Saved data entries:
━━━
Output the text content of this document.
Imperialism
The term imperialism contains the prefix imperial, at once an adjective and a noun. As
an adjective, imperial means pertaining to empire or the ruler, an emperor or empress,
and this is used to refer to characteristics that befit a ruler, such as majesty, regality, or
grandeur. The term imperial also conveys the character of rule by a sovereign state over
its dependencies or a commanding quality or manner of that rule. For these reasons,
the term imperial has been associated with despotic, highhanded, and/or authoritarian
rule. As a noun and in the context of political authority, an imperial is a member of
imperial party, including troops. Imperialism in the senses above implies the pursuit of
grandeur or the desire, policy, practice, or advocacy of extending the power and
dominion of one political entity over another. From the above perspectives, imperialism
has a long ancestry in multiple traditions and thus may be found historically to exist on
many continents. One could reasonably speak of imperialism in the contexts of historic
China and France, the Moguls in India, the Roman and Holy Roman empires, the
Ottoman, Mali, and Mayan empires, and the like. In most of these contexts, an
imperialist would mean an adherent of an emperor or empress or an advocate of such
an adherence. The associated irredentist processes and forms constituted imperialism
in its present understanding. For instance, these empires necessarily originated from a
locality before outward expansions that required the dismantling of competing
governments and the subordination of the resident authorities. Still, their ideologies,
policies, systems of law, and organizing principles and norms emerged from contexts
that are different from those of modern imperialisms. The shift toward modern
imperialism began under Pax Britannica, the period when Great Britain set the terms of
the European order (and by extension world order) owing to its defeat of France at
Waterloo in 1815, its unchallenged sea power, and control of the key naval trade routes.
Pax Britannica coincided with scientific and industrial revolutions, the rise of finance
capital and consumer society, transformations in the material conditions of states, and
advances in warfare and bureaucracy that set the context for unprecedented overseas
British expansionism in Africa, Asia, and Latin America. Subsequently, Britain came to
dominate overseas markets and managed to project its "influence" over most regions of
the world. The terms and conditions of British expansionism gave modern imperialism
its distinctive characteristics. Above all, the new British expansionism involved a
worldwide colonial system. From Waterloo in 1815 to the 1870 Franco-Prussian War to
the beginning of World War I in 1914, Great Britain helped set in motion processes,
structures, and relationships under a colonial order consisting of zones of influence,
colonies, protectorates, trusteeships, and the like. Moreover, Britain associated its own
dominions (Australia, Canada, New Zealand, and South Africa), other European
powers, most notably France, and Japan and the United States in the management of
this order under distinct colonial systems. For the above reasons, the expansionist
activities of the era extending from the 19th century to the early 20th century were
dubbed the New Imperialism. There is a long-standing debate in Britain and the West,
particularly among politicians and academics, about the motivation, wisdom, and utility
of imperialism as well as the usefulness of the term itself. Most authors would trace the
━━━
* WHAT IS REQUIRED *
Write the listing out again, exactly as it reads.

* OUTPUT OF THE EXERCISE *
Output the text content of this document.
Imperialism
The term imperialism contains the prefix imperial, at once an adjective and a noun. As
an adjective, imperial means pertaining to empire or the ruler, an emperor or empress,
and this is used to refer to characteristics that befit a ruler, such as majesty, regality, or
grandeur. The term imperial also conveys the character of rule by a sovereign state over
its dependencies or a commanding quality or manner of that rule. For these reasons,
the term imperial has been associated with despotic, highhanded, and/or authoritarian
rule. As a noun and in the context of political authority, an imperial is a member of
imperial party, including troops. Imperialism in the senses above implies the pursuit of
grandeur or the desire, policy, practice, or advocacy of extending the power and
dominion of one political entity over another. From the above perspectives, imperialism
has a long ancestry in multiple traditions and thus may be found historically to exist on
many continents. One could reasonably speak of imperialism in the contexts of historic
China and France, the Moguls in India, the Roman and Holy Roman empires, the
Ottoman, Mali, and Mayan empires, and the like. In most of these contexts, an
imperialist would mean an adherent of an emperor or empress or an advocate of such
an adherence. The associated irredentist processes and forms constituted imperialism
in its present understanding. For instance, these empires necessarily originated from a
locality before outward expansions that required the dismantling of competing
governments and the subordination of the resident authorities. Still, their ideologies,
policies, systems of law, and organizing principles and norms emerged from contexts
that are different from those of modern imperialisms. The shift toward modern
imperialism began under Pax Britannica, the period when Great Britain set the terms of
the European order (and by extension world order) owing to its defeat of France at
Waterloo in 1815, its unchallenged sea power, and control of the key naval trade routes.
Pax Britannica coincided with scientific and industrial revolutions, the rise of finance
capital and consumer society, transformations in the material conditions of states, and
advances in warfare and bureaucracy that set the context for unprecedented overseas
British expansionism in Africa, Asia, and Latin America. Subsequently, Britain came to
dominate overseas markets and managed to project its "influence" over most regions of
the world. The terms and conditions of British expansionism gave modern imperialism
its distinctive characteristics. Above all, the new British expansionism involved a
worldwide colonial system. From Waterloo in 1815 to the 1870 Franco-Prussian War to
the beginning of World War I in 1914, Great Britain helped set in motion processes,
structures, and relationships under a colonial order consisting of zones of influence,
colonies, protectorates, trusteeships, and the like. Moreover, Britain associated its own
dominions (Australia, Canada, New Zealand, and South Africa), other European
powers, most notably France, and Japan and the United States in the management of
this order under distinct colonial systems. For the above reasons, the expansionist
activities of the era extending from the 19th century to the early 20th century were
dubbed the New Imperialism. There is a long-standing debate in Britain and the West,
particularly among politicians and academics, about the motivation, wisdom, and utility
of imperialism as well as the usefulness of the term itself. Most authors would trace the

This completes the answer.